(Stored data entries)
====

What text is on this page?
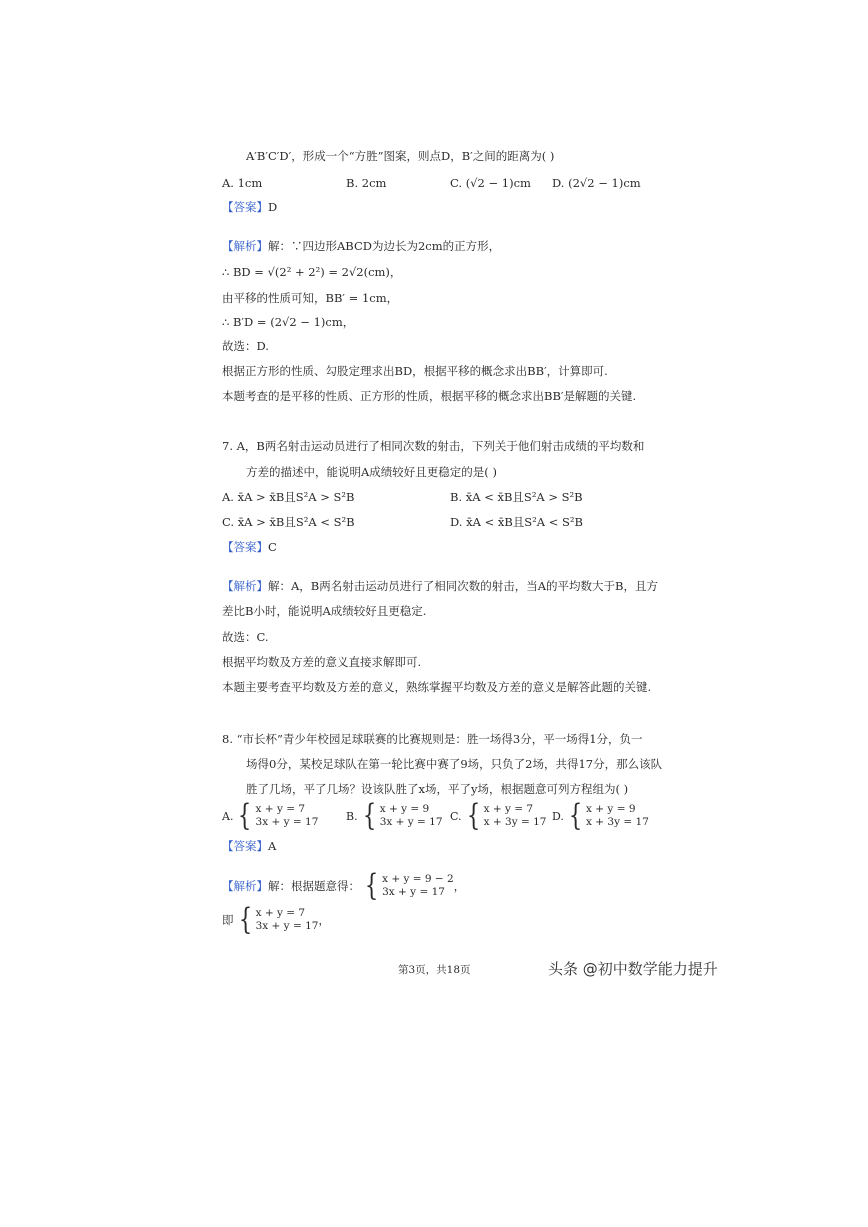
A′B′C′D′，形成一个“方胜”图案，则点D，B′之间的距离为( )
A. 1cm	B. 2cm	C. (√2 − 1)cm D. (2√2 − 1)cm
【答案】D
【解析】解：∵四边形ABCD为边长为2cm的正方形，
∴ BD = √(2² + 2²) = 2√2(cm)，
由平移的性质可知，BB′ = 1cm，
∴ B′D = (2√2 − 1)cm，
故选：D.
根据正方形的性质、勾股定理求出BD，根据平移的概念求出BB′，计算即可.
本题考查的是平移的性质、正方形的性质，根据平移的概念求出BB′是解题的关键.
7. A，B两名射击运动员进行了相同次数的射击，下列关于他们射击成绩的平均数和
方差的描述中，能说明A成绩较好且更稳定的是( )
A. x̄A > x̄B且S²A > S²B	B. x̄A < x̄B且S²A > S²B
C. x̄A > x̄B且S²A < S²B	D. x̄A < x̄B且S²A < S²B
【答案】C
【解析】解：A，B两名射击运动员进行了相同次数的射击，当A的平均数大于B，且方
差比B小时，能说明A成绩较好且更稳定.
故选：C.
根据平均数及方差的意义直接求解即可.
本题主要考查平均数及方差的意义，熟练掌握平均数及方差的意义是解答此题的关键.
8. “市长杯”青少年校园足球联赛的比赛规则是：胜一场得3分，平一场得1分，负一
场得0分，某校足球队在第一轮比赛中赛了9场，只负了2场，共得17分，那么该队
胜了几场，平了几场？设该队胜了x场，平了y场，根据题意可列方程组为( )
A. { x + y = 7
3x + y = 17	B. { x + y = 9
3x + y = 17 C. { x + y = 7
x + 3y = 17 D. { x + y = 9
x + 3y = 17
【答案】A
【解析】 解：根据题意得： { x + y = 9 − 2
3x + y = 17 ，
即 { x + y = 7
3x + y = 17 ，
第3页，共18页	头条 @初中数学能力提升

====

Stated task ::
Write out each line again precisely as it appears, skipping every picture.

Complete response ::
What text is on this page?
A′B′C′D′，形成一个“方胜”图案，则点D，B′之间的距离为( )
A. 1cm	B. 2cm	C. (√2 − 1)cm D. (2√2 − 1)cm
【答案】D
【解析】解：∵四边形ABCD为边长为2cm的正方形，
∴ BD = √(2² + 2²) = 2√2(cm)，
由平移的性质可知，BB′ = 1cm，
∴ B′D = (2√2 − 1)cm，
故选：D.
根据正方形的性质、勾股定理求出BD，根据平移的概念求出BB′，计算即可.
本题考查的是平移的性质、正方形的性质，根据平移的概念求出BB′是解题的关键.
7. A，B两名射击运动员进行了相同次数的射击，下列关于他们射击成绩的平均数和
方差的描述中，能说明A成绩较好且更稳定的是( )
A. x̄A > x̄B且S²A > S²B	B. x̄A < x̄B且S²A > S²B
C. x̄A > x̄B且S²A < S²B	D. x̄A < x̄B且S²A < S²B
【答案】C
【解析】解：A，B两名射击运动员进行了相同次数的射击，当A的平均数大于B，且方
差比B小时，能说明A成绩较好且更稳定.
故选：C.
根据平均数及方差的意义直接求解即可.
本题主要考查平均数及方差的意义，熟练掌握平均数及方差的意义是解答此题的关键.
8. “市长杯”青少年校园足球联赛的比赛规则是：胜一场得3分，平一场得1分，负一
场得0分，某校足球队在第一轮比赛中赛了9场，只负了2场，共得17分，那么该队
胜了几场，平了几场？设该队胜了x场，平了y场，根据题意可列方程组为( )
A. { x + y = 7
3x + y = 17	B. { x + y = 9
3x + y = 17 C. { x + y = 7
x + 3y = 17 D. { x + y = 9
x + 3y = 17
【答案】A
【解析】 解：根据题意得： { x + y = 9 − 2
3x + y = 17 ，
即 { x + y = 7
3x + y = 17 ，
第3页，共18页	头条 @初中数学能力提升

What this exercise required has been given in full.